--- START ---

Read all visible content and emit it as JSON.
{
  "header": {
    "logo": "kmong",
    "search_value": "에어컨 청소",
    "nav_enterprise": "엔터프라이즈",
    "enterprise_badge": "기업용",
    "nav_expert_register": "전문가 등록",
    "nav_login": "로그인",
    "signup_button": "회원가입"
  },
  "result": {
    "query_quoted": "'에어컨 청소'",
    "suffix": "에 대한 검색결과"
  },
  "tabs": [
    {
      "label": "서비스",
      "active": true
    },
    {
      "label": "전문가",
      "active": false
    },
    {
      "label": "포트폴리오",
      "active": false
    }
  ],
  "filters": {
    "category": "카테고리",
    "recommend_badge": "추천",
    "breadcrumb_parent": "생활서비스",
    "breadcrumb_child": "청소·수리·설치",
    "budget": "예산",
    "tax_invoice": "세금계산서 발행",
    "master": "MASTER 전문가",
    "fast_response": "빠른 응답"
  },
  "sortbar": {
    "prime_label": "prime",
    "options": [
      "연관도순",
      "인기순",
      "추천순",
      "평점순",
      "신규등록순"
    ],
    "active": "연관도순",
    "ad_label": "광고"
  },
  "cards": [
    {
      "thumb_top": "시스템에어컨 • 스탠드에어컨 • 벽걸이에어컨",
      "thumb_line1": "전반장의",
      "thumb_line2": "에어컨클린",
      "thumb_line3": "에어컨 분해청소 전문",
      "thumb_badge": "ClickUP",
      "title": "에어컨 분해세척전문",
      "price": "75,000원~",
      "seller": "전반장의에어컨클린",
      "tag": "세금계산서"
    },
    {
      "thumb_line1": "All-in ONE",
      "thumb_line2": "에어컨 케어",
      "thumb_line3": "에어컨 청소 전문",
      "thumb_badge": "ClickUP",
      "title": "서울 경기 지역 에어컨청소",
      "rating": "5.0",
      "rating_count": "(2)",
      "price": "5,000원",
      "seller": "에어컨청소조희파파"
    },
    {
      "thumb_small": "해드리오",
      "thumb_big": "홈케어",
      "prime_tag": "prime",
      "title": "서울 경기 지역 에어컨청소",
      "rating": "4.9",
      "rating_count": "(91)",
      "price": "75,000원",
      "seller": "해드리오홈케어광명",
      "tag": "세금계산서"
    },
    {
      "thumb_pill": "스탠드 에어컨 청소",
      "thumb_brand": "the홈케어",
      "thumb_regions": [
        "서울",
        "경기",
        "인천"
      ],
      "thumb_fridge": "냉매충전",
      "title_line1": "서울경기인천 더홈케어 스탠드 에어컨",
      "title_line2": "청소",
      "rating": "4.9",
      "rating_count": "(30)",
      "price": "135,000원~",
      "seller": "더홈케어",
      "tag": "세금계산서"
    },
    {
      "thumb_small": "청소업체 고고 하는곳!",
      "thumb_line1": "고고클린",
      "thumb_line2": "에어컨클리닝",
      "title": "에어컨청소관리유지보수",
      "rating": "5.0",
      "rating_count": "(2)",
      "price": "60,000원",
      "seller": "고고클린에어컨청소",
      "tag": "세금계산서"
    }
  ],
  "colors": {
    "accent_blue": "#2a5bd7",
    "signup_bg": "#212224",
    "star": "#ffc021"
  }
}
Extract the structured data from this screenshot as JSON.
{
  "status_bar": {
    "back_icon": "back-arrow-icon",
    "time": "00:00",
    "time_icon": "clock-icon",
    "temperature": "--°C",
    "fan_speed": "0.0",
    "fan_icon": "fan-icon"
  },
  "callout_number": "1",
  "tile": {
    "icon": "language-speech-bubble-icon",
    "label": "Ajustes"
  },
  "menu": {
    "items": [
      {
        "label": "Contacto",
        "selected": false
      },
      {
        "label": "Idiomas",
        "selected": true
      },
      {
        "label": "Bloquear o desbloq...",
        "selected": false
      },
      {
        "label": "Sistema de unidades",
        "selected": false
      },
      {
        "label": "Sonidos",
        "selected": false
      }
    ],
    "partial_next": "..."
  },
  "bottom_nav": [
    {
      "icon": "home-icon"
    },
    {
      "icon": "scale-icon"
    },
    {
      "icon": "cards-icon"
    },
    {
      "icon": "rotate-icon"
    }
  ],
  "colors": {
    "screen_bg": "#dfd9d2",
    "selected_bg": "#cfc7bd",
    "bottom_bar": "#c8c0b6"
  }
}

--- END ---

* Exercise instructions: Lines holding the word "seller" should be counted across the entries; state only how many there are.

* Written reply: 5